DIRECTIONS: Across the records below, count every line that contains the string "value", then report the count alone.

**** EXCERPTED DATA

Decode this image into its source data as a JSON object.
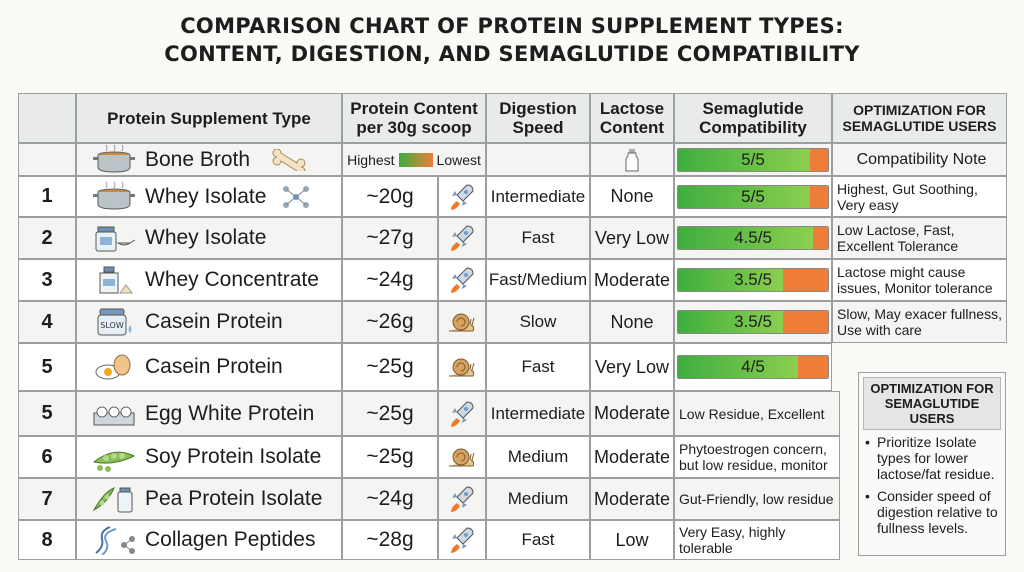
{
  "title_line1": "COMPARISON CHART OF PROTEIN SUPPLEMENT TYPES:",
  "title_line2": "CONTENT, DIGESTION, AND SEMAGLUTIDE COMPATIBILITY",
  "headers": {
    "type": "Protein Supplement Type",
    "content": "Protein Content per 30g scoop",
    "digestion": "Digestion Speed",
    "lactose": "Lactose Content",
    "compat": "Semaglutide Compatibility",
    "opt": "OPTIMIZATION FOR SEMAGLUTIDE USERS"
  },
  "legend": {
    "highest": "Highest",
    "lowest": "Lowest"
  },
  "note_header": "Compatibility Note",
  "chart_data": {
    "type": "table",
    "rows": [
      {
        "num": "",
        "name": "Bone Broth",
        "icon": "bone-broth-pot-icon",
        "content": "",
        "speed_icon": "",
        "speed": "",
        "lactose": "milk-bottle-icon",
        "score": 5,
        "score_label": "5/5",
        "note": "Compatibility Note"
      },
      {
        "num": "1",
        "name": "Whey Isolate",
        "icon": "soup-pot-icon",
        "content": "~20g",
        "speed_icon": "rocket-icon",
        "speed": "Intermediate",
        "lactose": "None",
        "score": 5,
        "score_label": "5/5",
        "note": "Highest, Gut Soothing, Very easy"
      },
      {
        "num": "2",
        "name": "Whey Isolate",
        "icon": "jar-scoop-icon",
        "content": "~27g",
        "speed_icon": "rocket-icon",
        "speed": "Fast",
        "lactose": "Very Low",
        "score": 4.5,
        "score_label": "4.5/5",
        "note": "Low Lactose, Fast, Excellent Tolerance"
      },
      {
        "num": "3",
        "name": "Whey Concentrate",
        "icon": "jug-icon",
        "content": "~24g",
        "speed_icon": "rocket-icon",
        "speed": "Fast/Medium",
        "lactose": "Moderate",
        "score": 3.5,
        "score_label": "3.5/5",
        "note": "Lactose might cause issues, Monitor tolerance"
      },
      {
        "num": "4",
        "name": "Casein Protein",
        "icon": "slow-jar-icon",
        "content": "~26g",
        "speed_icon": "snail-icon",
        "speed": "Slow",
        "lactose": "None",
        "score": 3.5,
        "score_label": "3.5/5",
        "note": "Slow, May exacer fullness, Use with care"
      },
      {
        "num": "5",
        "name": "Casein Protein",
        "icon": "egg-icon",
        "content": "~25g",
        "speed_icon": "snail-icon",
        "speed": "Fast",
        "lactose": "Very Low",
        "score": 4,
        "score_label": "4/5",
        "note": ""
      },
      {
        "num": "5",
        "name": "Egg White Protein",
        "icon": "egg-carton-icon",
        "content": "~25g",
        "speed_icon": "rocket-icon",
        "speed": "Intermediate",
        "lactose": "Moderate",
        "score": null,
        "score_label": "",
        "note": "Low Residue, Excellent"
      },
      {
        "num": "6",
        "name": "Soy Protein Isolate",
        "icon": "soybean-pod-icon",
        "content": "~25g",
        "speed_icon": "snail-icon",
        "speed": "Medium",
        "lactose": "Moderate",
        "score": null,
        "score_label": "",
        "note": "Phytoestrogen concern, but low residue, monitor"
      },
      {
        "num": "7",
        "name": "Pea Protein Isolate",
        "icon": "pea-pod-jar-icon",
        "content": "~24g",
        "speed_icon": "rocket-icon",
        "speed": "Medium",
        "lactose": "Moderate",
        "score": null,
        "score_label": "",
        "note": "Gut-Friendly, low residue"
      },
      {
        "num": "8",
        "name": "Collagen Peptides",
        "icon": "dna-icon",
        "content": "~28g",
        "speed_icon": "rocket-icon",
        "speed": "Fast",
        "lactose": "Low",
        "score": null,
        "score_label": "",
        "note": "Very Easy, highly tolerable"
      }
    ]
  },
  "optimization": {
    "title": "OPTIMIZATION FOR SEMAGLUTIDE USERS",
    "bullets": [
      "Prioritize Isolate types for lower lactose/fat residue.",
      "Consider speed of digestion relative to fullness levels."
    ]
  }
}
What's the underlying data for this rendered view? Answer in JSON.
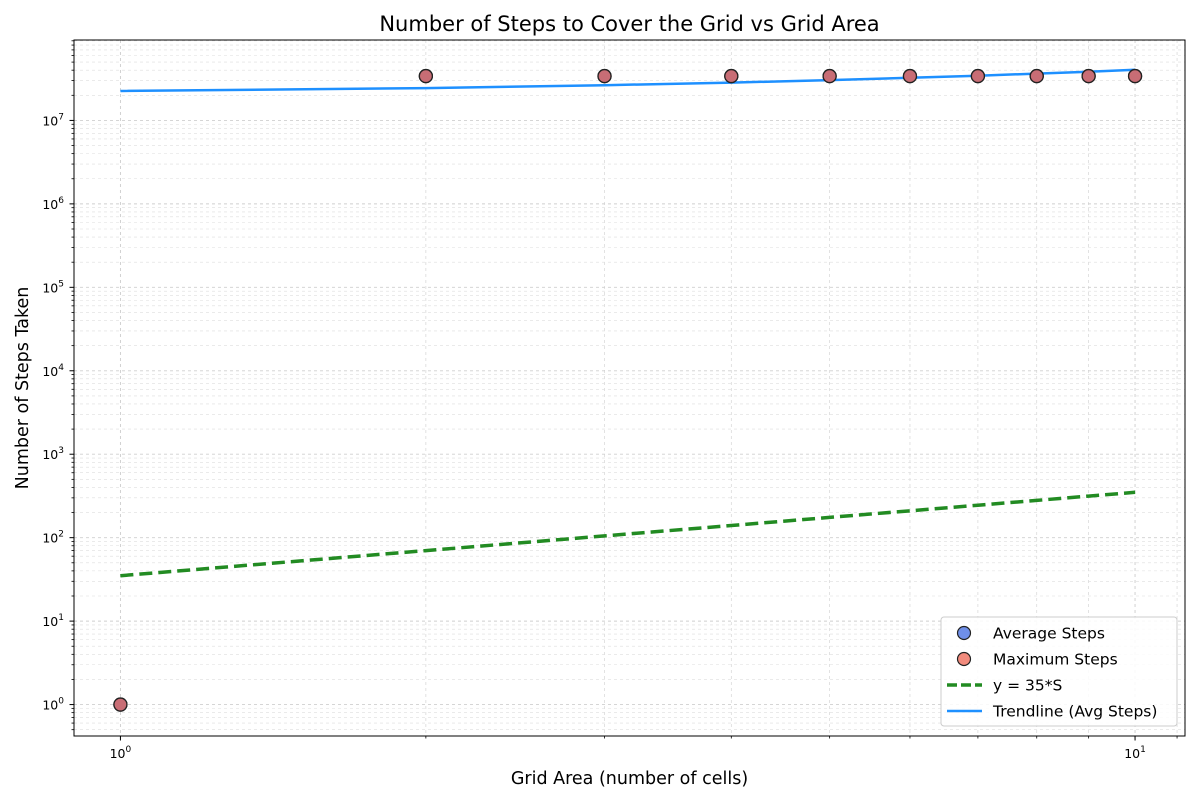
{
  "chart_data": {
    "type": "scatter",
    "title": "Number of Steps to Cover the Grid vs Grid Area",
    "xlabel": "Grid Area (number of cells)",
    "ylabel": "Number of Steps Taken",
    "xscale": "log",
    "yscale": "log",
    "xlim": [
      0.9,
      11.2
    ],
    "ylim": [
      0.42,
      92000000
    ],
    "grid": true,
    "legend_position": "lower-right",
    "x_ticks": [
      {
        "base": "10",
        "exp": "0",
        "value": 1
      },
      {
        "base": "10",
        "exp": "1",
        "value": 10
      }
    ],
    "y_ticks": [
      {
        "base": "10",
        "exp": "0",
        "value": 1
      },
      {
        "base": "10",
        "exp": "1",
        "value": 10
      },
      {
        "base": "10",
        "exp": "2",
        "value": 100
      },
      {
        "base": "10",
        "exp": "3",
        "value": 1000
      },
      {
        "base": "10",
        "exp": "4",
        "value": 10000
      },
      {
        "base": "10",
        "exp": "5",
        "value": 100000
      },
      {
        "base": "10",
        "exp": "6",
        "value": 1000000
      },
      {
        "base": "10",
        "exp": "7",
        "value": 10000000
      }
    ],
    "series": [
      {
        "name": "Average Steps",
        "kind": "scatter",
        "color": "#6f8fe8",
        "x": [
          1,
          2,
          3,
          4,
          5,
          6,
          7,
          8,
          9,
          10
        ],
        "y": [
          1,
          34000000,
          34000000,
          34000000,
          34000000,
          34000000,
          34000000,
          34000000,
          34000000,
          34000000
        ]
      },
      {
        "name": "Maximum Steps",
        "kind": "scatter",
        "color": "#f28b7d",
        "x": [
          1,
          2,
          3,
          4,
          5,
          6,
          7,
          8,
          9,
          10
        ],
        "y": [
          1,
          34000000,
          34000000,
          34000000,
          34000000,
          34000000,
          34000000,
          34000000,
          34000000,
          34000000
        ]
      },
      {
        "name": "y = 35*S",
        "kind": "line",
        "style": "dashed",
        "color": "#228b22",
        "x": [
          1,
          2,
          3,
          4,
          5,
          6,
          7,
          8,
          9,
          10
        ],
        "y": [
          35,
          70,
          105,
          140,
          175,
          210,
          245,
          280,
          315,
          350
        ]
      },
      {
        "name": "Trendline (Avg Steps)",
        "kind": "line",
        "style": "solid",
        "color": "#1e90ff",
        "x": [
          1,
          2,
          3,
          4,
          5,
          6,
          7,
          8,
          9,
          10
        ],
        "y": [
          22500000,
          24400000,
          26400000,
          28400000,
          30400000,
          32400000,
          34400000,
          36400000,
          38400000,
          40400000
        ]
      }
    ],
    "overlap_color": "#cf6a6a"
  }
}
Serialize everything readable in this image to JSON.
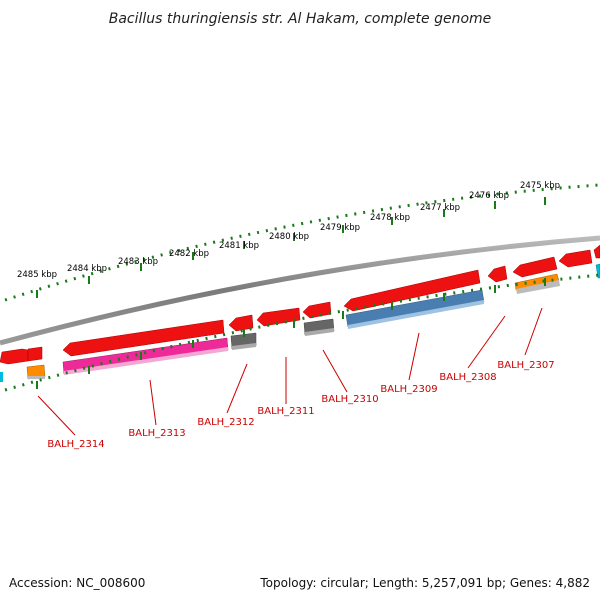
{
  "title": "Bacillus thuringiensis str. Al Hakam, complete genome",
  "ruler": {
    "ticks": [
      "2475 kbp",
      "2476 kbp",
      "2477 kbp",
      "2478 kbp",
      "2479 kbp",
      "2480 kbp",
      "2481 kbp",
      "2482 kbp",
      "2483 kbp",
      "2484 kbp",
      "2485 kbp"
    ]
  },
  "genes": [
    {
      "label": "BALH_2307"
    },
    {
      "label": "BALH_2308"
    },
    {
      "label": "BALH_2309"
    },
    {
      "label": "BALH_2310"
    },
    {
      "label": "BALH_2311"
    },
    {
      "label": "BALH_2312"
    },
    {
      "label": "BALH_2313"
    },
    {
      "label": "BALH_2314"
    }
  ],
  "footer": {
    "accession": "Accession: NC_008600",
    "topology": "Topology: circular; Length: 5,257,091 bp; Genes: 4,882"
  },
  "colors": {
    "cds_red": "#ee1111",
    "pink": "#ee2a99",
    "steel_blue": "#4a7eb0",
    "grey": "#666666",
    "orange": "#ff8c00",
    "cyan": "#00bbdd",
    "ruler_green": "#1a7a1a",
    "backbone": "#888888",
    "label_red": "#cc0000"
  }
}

********

OUTPUT OF THE TASK: 10